Collect each line of the records containing the string "Start".

(Figure dataset records)
━━━
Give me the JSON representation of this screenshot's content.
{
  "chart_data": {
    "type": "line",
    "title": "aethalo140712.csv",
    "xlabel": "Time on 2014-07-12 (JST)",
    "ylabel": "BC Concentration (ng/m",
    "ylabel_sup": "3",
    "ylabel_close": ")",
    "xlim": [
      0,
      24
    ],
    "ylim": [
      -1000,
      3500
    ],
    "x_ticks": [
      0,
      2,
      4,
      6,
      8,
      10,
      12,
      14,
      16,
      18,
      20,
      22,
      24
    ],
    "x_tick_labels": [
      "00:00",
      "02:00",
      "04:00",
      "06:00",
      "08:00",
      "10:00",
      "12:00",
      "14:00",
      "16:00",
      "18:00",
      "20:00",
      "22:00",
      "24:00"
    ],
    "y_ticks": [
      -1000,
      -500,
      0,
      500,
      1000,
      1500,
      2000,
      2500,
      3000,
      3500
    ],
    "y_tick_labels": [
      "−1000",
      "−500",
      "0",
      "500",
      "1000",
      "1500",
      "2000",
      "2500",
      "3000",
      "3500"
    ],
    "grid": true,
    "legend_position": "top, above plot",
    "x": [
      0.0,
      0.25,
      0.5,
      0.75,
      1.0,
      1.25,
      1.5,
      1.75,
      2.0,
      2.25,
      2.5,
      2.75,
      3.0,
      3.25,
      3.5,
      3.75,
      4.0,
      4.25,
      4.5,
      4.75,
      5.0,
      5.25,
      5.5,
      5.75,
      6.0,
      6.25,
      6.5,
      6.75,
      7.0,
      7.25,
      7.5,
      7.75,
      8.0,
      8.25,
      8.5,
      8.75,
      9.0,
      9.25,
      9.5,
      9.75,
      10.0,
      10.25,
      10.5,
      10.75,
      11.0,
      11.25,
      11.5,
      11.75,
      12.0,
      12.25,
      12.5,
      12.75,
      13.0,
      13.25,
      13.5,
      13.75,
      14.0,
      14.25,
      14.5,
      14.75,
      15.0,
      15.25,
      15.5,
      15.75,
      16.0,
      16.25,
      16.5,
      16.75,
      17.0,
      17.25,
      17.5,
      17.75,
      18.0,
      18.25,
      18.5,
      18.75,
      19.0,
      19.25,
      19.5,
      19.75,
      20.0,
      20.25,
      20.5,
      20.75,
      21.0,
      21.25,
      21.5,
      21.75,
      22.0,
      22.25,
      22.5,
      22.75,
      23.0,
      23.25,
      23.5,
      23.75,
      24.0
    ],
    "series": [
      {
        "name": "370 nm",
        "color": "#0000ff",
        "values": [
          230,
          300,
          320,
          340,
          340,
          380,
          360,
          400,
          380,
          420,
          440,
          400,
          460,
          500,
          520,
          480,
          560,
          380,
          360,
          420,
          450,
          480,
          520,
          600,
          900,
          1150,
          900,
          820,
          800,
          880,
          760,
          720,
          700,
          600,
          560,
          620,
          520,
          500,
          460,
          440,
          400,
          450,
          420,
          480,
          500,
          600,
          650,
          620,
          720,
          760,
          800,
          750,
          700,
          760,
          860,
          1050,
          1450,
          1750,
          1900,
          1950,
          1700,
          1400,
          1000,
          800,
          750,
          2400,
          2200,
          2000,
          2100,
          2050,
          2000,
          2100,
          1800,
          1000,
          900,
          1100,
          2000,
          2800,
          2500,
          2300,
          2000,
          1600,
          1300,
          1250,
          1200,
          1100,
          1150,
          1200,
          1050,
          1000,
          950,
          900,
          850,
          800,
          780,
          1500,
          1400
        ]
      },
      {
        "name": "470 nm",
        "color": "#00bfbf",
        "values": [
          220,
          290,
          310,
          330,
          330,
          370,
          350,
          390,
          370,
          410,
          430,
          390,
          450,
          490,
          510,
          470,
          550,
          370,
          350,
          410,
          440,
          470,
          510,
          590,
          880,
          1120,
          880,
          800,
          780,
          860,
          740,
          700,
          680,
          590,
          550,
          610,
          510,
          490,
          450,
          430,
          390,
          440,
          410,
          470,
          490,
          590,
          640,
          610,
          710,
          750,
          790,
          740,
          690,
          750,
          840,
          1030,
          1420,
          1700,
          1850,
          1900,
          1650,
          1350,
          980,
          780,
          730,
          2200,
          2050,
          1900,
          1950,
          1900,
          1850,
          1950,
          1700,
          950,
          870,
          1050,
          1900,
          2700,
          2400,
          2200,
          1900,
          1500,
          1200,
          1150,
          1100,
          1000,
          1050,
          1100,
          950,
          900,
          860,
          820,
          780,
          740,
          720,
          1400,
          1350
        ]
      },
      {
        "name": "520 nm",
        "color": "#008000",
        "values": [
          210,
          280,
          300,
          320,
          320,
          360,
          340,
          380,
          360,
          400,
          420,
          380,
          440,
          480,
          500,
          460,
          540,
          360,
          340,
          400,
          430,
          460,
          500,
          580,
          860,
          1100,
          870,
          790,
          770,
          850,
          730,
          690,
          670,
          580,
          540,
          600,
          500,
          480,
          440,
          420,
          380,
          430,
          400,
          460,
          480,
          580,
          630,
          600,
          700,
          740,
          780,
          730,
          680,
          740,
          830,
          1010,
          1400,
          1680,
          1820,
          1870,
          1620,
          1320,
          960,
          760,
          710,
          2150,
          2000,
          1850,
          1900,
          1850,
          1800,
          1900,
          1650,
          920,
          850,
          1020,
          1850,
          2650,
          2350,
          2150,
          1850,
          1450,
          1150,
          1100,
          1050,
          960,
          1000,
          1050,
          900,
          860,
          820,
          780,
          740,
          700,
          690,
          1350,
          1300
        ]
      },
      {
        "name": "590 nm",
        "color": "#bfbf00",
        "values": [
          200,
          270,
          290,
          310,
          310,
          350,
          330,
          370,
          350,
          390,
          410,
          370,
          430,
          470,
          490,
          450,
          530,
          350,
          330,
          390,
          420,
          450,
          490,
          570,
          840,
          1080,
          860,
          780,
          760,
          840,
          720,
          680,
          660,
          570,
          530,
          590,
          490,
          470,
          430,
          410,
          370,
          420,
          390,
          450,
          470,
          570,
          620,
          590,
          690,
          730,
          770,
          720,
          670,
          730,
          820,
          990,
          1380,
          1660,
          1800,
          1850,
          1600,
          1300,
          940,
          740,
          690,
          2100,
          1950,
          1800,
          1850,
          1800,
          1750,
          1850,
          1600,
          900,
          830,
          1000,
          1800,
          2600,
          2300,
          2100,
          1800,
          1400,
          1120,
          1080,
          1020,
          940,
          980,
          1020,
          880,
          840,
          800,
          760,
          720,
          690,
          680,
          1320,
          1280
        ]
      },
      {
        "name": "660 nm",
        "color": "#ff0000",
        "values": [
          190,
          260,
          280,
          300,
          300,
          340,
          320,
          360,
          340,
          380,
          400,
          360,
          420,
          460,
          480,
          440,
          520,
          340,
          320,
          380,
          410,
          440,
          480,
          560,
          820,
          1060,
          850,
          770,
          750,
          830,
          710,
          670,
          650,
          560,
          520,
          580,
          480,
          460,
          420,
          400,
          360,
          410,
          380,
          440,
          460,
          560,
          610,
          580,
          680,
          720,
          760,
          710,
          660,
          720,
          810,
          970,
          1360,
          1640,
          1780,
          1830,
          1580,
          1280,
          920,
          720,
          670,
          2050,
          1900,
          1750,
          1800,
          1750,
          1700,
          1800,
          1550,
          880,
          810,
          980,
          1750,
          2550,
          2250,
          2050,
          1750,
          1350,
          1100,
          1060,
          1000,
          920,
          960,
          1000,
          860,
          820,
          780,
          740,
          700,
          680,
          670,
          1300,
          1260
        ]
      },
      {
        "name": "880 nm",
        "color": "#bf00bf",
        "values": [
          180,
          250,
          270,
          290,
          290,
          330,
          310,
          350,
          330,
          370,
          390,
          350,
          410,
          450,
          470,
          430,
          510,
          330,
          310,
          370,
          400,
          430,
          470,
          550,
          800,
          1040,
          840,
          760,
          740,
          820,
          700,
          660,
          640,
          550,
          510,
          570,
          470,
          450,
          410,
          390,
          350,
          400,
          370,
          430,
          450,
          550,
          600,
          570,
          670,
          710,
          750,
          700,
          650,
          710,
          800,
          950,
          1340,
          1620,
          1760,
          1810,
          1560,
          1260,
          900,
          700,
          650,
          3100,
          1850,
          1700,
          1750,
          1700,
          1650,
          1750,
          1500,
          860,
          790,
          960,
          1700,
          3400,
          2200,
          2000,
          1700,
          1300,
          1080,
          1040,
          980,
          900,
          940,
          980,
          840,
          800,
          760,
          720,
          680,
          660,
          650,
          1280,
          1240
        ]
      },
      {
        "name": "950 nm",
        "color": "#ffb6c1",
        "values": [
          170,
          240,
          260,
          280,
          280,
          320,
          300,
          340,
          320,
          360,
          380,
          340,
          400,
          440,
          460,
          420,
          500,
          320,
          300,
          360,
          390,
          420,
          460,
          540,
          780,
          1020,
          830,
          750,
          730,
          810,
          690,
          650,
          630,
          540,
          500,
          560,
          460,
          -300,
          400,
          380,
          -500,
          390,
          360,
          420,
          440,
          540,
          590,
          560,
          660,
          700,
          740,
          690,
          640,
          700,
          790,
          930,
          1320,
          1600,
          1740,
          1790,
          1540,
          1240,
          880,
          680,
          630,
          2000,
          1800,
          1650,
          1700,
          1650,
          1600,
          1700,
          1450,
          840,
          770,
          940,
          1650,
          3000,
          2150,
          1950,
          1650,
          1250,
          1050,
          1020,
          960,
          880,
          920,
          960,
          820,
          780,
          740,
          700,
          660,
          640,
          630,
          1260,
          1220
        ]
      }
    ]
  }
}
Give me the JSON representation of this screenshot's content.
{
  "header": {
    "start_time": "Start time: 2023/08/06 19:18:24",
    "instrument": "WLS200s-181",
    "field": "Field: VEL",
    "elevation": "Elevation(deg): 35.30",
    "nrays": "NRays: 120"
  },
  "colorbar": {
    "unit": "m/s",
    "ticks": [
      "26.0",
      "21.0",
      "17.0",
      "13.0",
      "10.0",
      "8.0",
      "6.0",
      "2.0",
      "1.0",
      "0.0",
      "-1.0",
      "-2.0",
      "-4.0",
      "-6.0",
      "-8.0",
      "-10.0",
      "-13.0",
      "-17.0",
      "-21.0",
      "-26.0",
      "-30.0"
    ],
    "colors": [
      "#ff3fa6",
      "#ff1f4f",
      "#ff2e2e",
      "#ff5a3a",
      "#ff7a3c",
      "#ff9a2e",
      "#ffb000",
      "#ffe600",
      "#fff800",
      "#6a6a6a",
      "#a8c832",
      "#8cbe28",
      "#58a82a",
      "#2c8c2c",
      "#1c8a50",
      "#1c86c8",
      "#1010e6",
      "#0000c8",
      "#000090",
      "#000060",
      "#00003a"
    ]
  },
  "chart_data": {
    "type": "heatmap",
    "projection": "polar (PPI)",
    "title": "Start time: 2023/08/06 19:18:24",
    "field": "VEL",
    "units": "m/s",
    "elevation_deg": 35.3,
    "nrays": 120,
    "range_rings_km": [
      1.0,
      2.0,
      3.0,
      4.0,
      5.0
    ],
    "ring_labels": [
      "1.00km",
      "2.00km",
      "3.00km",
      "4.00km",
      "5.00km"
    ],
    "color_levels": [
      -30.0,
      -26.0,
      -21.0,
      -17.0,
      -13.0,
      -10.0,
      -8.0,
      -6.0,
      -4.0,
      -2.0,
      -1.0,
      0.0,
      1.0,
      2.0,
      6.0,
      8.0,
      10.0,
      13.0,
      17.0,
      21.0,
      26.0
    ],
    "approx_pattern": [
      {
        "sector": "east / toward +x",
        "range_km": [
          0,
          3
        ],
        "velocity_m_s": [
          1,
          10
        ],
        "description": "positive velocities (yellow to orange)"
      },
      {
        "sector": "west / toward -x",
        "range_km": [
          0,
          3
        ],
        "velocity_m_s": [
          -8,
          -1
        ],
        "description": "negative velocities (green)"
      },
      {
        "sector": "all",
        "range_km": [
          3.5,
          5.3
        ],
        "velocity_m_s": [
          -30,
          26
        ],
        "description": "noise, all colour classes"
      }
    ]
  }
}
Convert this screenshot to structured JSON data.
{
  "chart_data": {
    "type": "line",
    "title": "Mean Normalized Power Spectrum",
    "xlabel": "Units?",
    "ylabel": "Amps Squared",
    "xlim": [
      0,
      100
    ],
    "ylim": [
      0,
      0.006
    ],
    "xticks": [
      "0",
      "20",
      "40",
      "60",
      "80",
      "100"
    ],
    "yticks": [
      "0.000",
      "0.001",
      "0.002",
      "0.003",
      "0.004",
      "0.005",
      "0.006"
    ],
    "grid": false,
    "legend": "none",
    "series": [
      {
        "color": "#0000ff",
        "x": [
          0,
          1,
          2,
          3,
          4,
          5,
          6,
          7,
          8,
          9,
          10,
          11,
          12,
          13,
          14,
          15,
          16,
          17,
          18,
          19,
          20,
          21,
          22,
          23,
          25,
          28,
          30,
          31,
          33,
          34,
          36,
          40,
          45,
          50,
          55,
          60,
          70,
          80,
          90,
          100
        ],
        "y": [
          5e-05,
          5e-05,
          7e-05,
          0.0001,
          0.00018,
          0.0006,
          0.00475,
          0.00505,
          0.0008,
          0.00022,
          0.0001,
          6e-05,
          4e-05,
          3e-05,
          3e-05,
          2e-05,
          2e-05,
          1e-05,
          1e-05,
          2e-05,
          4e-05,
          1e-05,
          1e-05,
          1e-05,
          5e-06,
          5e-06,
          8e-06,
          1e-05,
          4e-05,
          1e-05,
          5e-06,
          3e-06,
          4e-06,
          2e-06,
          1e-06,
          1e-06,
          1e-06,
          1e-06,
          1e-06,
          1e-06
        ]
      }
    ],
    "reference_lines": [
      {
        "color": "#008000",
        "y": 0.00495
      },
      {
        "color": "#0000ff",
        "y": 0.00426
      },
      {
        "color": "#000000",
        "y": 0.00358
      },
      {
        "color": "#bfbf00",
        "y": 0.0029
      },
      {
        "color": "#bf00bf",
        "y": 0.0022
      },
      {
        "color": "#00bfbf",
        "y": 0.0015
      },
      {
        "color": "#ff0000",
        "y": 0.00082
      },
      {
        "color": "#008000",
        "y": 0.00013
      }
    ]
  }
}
━━━
◆ RESPONSE TO THE TASK:
    "start_time": "Start time: 2023/08/06 19:18:24",
    "title": "Start time: 2023/08/06 19:18:24",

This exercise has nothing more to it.